** WHAT IS REQUIRED **
In the material below, the lines containing the word "eyebrows" are required; copy each of them.

++++ EXTRACTED RECORDS

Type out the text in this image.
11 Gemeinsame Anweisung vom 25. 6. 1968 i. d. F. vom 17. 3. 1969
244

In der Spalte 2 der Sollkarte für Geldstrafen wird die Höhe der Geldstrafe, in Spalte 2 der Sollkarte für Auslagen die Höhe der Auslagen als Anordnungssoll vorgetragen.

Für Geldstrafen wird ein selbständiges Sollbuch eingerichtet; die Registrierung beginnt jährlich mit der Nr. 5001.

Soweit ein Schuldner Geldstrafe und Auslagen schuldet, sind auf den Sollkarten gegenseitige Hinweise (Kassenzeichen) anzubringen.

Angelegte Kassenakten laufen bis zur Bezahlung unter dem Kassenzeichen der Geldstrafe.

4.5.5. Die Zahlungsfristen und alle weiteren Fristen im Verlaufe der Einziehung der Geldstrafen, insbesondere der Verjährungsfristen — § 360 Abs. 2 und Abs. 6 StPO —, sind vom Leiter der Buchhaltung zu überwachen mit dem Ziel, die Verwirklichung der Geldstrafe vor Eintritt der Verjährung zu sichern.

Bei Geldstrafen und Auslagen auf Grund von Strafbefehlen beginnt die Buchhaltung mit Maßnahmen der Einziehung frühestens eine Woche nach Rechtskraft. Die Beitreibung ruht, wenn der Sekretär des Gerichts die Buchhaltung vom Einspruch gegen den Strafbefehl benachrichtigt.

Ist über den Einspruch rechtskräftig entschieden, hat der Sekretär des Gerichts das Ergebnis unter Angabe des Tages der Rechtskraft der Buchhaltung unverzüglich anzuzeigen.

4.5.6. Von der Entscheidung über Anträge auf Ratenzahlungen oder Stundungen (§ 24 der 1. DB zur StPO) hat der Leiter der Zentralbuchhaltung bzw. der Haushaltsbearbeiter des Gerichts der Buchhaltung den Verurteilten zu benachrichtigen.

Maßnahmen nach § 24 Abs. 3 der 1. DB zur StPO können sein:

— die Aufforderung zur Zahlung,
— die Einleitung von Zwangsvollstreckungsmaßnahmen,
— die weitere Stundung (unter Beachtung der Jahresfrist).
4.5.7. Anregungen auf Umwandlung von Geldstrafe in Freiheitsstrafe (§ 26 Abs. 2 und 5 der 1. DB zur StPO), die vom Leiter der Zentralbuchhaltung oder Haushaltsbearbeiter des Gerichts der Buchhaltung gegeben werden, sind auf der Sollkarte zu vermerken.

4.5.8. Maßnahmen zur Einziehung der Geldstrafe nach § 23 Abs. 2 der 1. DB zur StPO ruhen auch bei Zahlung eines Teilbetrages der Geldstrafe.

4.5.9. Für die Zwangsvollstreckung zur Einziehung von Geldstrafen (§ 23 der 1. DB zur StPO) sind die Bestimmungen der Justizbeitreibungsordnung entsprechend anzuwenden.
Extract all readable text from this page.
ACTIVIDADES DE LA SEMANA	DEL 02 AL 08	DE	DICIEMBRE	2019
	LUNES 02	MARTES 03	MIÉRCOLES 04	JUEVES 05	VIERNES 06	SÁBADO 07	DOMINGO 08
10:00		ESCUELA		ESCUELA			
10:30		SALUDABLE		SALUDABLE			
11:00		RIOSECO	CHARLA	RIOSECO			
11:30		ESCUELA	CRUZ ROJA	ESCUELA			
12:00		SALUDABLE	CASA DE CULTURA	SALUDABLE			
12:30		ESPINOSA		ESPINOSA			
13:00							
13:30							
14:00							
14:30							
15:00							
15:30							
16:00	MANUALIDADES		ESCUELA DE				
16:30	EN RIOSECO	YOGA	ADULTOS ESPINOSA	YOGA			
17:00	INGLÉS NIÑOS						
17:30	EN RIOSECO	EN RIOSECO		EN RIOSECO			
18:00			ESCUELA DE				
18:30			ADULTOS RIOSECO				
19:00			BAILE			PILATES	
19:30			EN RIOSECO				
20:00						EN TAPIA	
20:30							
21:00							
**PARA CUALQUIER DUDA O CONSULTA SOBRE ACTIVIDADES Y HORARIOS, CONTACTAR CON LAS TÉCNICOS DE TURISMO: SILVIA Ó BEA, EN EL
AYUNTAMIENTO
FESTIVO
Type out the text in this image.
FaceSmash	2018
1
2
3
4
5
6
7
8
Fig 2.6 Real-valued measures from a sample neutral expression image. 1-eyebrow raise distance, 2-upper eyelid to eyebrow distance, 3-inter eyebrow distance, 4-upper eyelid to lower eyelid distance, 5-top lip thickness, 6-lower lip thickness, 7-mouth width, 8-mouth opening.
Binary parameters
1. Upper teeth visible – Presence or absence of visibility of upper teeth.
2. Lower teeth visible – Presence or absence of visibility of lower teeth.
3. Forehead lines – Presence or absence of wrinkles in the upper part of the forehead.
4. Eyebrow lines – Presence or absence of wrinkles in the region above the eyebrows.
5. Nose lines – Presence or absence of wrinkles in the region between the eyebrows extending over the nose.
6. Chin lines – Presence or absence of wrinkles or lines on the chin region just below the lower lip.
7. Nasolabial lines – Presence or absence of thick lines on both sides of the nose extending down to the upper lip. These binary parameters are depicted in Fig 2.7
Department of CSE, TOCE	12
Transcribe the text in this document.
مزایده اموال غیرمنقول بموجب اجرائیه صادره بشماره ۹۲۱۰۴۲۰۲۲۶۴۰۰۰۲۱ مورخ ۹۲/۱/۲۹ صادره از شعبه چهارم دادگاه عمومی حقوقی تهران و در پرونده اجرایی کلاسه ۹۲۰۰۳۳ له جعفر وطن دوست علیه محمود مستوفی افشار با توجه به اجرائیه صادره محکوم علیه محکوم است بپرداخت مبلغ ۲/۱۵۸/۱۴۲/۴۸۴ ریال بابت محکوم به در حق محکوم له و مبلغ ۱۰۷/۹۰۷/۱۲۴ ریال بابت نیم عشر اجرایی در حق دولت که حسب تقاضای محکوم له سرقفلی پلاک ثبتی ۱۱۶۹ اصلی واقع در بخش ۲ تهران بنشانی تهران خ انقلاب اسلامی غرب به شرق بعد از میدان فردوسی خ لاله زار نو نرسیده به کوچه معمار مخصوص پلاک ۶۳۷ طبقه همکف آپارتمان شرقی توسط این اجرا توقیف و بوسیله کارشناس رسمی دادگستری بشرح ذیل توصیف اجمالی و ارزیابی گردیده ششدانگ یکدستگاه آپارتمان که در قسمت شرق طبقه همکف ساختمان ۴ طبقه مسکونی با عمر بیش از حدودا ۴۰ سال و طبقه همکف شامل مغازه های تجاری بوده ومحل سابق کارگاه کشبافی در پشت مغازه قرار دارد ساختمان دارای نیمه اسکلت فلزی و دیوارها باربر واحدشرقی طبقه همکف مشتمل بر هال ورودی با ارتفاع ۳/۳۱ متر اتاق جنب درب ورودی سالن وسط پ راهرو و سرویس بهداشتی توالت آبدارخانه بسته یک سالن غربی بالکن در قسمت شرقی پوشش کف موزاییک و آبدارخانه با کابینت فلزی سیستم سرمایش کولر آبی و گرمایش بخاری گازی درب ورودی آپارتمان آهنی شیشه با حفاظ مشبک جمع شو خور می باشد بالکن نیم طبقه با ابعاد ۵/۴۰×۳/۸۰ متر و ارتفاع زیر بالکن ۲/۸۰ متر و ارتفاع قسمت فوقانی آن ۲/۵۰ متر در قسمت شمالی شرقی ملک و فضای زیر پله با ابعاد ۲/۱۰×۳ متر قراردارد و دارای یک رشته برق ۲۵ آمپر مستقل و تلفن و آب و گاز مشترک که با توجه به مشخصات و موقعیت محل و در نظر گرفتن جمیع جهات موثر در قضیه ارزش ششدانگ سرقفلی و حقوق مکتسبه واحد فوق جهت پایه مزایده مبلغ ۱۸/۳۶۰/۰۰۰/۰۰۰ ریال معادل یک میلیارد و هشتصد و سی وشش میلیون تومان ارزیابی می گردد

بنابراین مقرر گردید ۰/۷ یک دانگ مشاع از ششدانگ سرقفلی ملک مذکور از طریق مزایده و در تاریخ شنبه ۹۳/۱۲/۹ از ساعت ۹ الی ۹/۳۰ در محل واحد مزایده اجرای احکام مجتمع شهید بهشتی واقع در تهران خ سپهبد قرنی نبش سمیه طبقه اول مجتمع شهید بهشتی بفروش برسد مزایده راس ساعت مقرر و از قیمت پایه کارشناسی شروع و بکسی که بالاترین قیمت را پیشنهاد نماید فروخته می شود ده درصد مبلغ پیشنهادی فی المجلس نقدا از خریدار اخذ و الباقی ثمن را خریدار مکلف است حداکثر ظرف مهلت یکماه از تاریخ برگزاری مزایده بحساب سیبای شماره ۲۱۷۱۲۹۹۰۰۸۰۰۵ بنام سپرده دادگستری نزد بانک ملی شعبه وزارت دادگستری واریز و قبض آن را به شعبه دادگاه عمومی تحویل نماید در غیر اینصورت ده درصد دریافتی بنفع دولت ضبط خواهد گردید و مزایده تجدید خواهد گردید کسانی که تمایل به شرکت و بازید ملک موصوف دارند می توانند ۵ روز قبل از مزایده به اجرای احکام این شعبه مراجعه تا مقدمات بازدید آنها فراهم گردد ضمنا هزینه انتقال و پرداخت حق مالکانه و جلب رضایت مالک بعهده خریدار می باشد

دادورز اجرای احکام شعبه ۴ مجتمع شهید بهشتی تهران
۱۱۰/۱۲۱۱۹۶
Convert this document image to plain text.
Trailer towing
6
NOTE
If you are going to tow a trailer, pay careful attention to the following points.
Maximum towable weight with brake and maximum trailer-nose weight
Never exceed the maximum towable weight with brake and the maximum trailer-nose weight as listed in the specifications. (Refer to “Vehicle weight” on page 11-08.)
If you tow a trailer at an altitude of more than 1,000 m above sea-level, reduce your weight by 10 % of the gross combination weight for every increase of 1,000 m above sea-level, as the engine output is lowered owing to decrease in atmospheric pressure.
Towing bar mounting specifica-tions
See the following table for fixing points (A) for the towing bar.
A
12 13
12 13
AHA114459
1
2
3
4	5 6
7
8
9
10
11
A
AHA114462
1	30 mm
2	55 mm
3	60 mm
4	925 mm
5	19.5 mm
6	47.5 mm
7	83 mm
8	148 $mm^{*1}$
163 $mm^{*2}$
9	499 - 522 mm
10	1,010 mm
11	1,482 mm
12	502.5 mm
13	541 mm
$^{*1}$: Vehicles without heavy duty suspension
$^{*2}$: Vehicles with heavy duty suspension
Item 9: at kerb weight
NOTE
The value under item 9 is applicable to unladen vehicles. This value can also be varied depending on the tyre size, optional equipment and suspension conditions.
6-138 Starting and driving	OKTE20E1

++++++++

** SOLUTION **
4. Eyebrow lines – Presence or absence of wrinkles in the region above the eyebrows.
5. Nose lines – Presence or absence of wrinkles in the region between the eyebrows extending over the nose.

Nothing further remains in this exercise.